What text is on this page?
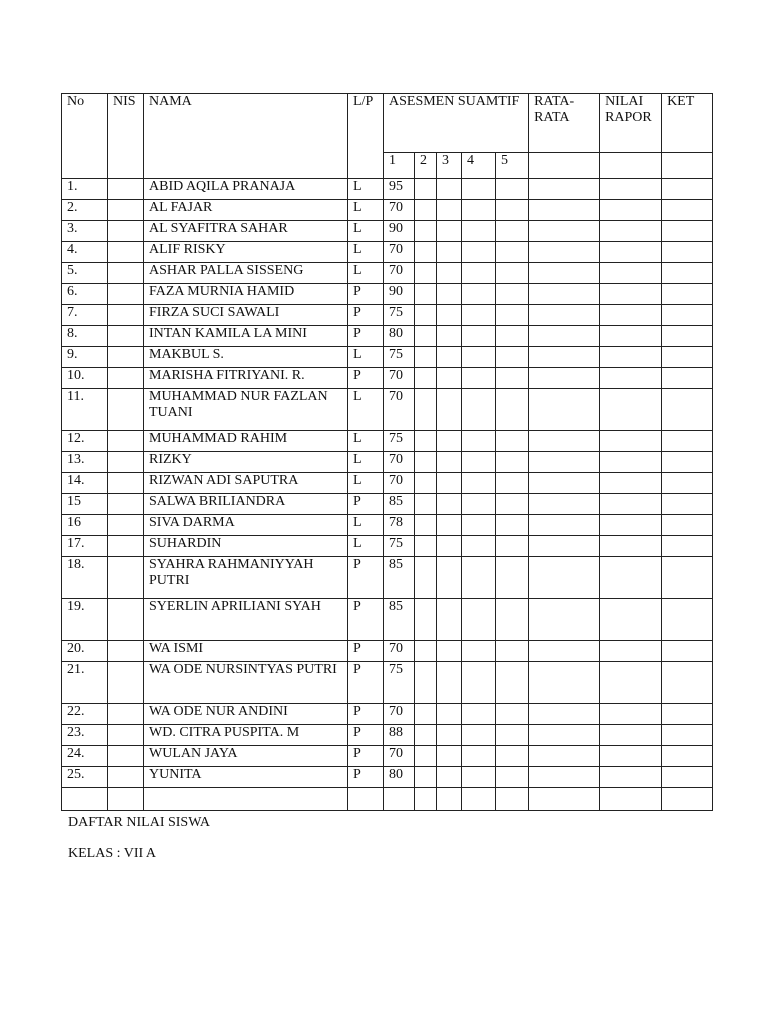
No	NIS	NAMA	L/P	ASESMEN SUAMTIF					RATA-RATA	NILAI RAPOR	KET
				1	2	3	4	5			
1.		ABID AQILA PRANAJA	L	95							
2.		AL FAJAR	L	70							
3.		AL SYAFITRA SAHAR	L	90							
4.		ALIF RISKY	L	70							
5.		ASHAR PALLA SISSENG	L	70							
6.		FAZA MURNIA HAMID	P	90							
7.		FIRZA SUCI SAWALI	P	75							
8.		INTAN KAMILA LA MINI	P	80							
9.		MAKBUL S.	L	75							
10.		MARISHA FITRIYANI. R.	P	70							
11.		MUHAMMAD NUR FAZLAN TUANI	L	70							
12.		MUHAMMAD RAHIM	L	75							
13.		RIZKY	L	70							
14.		RIZWAN ADI SAPUTRA	L	70							
15		SALWA BRILIANDRA	P	85							
16		SIVA DARMA	L	78							
17.		SUHARDIN	L	75							
18.		SYAHRA RAHMANIYYAH PUTRI	P	85							
19.		SYERLIN APRILIANI SYAH	P	85							
20.		WA ISMI	P	70							
21.		WA ODE NURSINTYAS PUTRI	P	75							
22.		WA ODE NUR ANDINI	P	70							
23.		WD. CITRA PUSPITA. M	P	88							
24.		WULAN JAYA	P	70							
25.		YUNITA	P	80							

DAFTAR NILAI SISWA
KELAS : VII A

**Direction:** Please write out all the data again word for word, but not the pictures.

**Completed exercise:**
What text is on this page?
No	NIS	NAMA	L/P	ASESMEN SUAMTIF					RATA-RATA	NILAI RAPOR	KET
				1	2	3	4	5			
1.		ABID AQILA PRANAJA	L	95							
2.		AL FAJAR	L	70							
3.		AL SYAFITRA SAHAR	L	90							
4.		ALIF RISKY	L	70							
5.		ASHAR PALLA SISSENG	L	70							
6.		FAZA MURNIA HAMID	P	90							
7.		FIRZA SUCI SAWALI	P	75							
8.		INTAN KAMILA LA MINI	P	80							
9.		MAKBUL S.	L	75							
10.		MARISHA FITRIYANI. R.	P	70							
11.		MUHAMMAD NUR FAZLAN TUANI	L	70							
12.		MUHAMMAD RAHIM	L	75							
13.		RIZKY	L	70							
14.		RIZWAN ADI SAPUTRA	L	70							
15		SALWA BRILIANDRA	P	85							
16		SIVA DARMA	L	78							
17.		SUHARDIN	L	75							
18.		SYAHRA RAHMANIYYAH PUTRI	P	85							
19.		SYERLIN APRILIANI SYAH	P	85							
20.		WA ISMI	P	70							
21.		WA ODE NURSINTYAS PUTRI	P	75							
22.		WA ODE NUR ANDINI	P	70							
23.		WD. CITRA PUSPITA. M	P	88							
24.		WULAN JAYA	P	70							
25.		YUNITA	P	80							

DAFTAR NILAI SISWA
KELAS : VII A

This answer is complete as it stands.